§ PROBLEM REQUIREMENTS:
All of the material below is to be returned exactly.

§ AVAILABLE RECORDS:

☆ ☆ ☆ ☆ ☆

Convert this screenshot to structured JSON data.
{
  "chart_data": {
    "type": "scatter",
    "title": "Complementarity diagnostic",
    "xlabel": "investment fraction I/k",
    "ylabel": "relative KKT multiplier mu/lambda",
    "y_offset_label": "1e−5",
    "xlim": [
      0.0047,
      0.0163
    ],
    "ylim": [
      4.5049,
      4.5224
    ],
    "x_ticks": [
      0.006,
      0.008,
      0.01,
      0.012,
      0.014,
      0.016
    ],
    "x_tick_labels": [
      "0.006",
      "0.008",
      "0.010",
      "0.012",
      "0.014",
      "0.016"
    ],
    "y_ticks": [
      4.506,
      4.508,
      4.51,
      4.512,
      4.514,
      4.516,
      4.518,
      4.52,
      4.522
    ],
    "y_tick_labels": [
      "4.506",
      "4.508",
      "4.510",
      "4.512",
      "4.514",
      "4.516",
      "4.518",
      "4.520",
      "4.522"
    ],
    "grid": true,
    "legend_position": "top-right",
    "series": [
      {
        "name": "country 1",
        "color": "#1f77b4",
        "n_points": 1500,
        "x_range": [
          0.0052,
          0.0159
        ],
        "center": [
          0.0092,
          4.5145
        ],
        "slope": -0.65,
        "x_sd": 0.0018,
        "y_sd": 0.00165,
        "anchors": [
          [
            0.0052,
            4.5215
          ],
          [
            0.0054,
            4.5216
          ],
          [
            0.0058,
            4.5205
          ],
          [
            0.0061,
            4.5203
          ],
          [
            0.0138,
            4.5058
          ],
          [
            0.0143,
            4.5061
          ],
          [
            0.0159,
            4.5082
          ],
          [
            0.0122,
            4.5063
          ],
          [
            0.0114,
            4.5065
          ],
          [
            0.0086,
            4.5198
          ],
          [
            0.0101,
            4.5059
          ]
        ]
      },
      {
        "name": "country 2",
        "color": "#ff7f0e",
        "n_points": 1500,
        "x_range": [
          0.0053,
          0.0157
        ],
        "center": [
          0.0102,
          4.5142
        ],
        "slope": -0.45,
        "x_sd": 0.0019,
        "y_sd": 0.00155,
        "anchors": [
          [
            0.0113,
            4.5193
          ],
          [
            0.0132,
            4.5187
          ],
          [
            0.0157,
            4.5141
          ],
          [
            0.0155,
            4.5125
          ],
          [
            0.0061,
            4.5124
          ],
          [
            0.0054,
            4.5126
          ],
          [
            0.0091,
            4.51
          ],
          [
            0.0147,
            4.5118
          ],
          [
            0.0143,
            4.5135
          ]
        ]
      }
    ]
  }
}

☆ ☆ ☆ ☆ ☆

§ OUTPUT OF THE TASK:
Convert this screenshot to structured JSON data.
{
  "chart_data": {
    "type": "scatter",
    "title": "Complementarity diagnostic",
    "xlabel": "investment fraction I/k",
    "ylabel": "relative KKT multiplier mu/lambda",
    "y_offset_label": "1e−5",
    "xlim": [
      0.0047,
      0.0163
    ],
    "ylim": [
      4.5049,
      4.5224
    ],
    "x_ticks": [
      0.006,
      0.008,
      0.01,
      0.012,
      0.014,
      0.016
    ],
    "x_tick_labels": [
      "0.006",
      "0.008",
      "0.010",
      "0.012",
      "0.014",
      "0.016"
    ],
    "y_ticks": [
      4.506,
      4.508,
      4.51,
      4.512,
      4.514,
      4.516,
      4.518,
      4.52,
      4.522
    ],
    "y_tick_labels": [
      "4.506",
      "4.508",
      "4.510",
      "4.512",
      "4.514",
      "4.516",
      "4.518",
      "4.520",
      "4.522"
    ],
    "grid": true,
    "legend_position": "top-right",
    "series": [
      {
        "name": "country 1",
        "color": "#1f77b4",
        "n_points": 1500,
        "x_range": [
          0.0052,
          0.0159
        ],
        "center": [
          0.0092,
          4.5145
        ],
        "slope": -0.65,
        "x_sd": 0.0018,
        "y_sd": 0.00165,
        "anchors": [
          [
            0.0052,
            4.5215
          ],
          [
            0.0054,
            4.5216
          ],
          [
            0.0058,
            4.5205
          ],
          [
            0.0061,
            4.5203
          ],
          [
            0.0138,
            4.5058
          ],
          [
            0.0143,
            4.5061
          ],
          [
            0.0159,
            4.5082
          ],
          [
            0.0122,
            4.5063
          ],
          [
            0.0114,
            4.5065
          ],
          [
            0.0086,
            4.5198
          ],
          [
            0.0101,
            4.5059
          ]
        ]
      },
      {
        "name": "country 2",
        "color": "#ff7f0e",
        "n_points": 1500,
        "x_range": [
          0.0053,
          0.0157
        ],
        "center": [
          0.0102,
          4.5142
        ],
        "slope": -0.45,
        "x_sd": 0.0019,
        "y_sd": 0.00155,
        "anchors": [
          [
            0.0113,
            4.5193
          ],
          [
            0.0132,
            4.5187
          ],
          [
            0.0157,
            4.5141
          ],
          [
            0.0155,
            4.5125
          ],
          [
            0.0061,
            4.5124
          ],
          [
            0.0054,
            4.5126
          ],
          [
            0.0091,
            4.51
          ],
          [
            0.0147,
            4.5118
          ],
          [
            0.0143,
            4.5135
          ]
        ]
      }
    ]
  }
}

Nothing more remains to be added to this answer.